= Saved entries =
* START *

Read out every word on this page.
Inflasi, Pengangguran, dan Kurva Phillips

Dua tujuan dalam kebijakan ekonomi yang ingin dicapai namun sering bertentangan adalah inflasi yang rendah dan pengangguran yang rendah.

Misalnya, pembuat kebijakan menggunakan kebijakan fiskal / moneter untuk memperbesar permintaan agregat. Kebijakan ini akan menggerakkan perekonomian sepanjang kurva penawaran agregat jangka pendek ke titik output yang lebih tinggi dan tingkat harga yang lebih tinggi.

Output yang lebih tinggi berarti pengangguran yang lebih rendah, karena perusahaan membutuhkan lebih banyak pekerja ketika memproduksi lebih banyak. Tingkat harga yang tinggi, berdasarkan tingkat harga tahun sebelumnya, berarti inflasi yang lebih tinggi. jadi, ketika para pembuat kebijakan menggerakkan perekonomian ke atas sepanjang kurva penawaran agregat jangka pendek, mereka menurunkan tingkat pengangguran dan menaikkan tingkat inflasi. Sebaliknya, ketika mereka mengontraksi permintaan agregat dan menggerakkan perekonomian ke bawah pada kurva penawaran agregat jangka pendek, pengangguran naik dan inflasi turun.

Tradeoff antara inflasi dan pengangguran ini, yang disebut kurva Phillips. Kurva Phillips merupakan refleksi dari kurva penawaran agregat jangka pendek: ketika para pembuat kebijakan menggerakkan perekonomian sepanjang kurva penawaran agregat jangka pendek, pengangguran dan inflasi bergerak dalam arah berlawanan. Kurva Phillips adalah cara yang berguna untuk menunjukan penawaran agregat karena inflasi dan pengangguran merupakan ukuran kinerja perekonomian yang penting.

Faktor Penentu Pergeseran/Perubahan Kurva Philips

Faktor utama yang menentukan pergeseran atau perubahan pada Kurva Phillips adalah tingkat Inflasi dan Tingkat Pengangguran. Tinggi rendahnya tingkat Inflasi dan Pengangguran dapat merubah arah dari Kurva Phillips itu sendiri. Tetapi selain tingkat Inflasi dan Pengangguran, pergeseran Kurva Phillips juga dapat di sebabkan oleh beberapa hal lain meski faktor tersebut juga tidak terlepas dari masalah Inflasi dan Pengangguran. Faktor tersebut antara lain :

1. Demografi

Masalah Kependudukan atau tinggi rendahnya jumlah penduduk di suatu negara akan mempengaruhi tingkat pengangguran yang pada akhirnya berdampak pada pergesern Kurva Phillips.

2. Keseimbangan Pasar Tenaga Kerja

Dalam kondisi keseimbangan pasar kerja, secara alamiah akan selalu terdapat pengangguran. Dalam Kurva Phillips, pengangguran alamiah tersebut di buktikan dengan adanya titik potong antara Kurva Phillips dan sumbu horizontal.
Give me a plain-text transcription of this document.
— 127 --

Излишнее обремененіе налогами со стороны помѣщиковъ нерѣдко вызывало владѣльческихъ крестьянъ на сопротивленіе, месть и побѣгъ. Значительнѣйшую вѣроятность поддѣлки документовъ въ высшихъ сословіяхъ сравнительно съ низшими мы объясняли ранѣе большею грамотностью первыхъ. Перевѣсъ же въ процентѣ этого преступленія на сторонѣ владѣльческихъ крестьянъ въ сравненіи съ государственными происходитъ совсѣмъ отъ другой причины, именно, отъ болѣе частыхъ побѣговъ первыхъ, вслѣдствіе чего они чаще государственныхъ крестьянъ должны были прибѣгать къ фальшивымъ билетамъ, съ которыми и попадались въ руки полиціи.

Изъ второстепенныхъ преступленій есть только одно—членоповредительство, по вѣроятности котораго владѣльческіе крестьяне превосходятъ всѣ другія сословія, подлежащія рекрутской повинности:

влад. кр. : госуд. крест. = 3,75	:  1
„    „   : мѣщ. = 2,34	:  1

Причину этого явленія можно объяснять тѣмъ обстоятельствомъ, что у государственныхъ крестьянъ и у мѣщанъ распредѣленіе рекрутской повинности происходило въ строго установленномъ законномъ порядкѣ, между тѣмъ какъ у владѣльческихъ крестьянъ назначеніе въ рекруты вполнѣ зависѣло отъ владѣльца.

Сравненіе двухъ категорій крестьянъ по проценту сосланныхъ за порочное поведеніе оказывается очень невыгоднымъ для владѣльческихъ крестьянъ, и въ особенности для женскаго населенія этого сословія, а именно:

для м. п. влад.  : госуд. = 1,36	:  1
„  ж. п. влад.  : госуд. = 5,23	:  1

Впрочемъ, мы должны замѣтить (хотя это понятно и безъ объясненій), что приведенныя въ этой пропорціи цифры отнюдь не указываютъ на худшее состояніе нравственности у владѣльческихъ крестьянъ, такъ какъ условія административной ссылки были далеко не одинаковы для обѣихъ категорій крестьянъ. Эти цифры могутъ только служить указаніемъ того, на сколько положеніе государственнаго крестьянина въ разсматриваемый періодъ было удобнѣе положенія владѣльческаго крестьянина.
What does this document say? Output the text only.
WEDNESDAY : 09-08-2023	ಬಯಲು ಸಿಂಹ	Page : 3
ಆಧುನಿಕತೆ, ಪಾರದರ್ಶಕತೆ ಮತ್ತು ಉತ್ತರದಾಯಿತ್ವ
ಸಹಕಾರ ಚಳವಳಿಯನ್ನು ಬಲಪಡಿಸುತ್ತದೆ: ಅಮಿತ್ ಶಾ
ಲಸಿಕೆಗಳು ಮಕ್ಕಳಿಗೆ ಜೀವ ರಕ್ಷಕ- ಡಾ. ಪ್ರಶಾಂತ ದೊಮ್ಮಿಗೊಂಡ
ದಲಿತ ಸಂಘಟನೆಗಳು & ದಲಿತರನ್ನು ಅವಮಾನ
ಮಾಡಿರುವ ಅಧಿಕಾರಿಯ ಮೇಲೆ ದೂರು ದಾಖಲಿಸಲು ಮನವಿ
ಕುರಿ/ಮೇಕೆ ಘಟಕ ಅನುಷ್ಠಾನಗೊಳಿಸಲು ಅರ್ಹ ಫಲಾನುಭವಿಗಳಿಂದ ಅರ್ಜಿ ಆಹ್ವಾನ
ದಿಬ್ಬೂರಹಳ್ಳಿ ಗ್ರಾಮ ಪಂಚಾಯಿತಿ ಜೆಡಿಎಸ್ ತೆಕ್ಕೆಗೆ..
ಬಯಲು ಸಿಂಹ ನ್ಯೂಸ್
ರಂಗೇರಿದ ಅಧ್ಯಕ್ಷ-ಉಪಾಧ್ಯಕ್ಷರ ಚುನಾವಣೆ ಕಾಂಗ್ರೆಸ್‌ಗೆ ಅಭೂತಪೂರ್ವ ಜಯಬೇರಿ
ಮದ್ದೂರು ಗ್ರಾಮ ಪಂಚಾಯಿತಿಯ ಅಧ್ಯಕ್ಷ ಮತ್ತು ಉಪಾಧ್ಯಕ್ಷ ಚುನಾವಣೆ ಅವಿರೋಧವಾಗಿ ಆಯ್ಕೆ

* END *

= WHAT THE TASK ASKS =
Look through the material above and pick out each line holding the word "document".

= SOLVED PROBLEM =
Give me a plain-text transcription of this document.
What does this document say? Output the text only.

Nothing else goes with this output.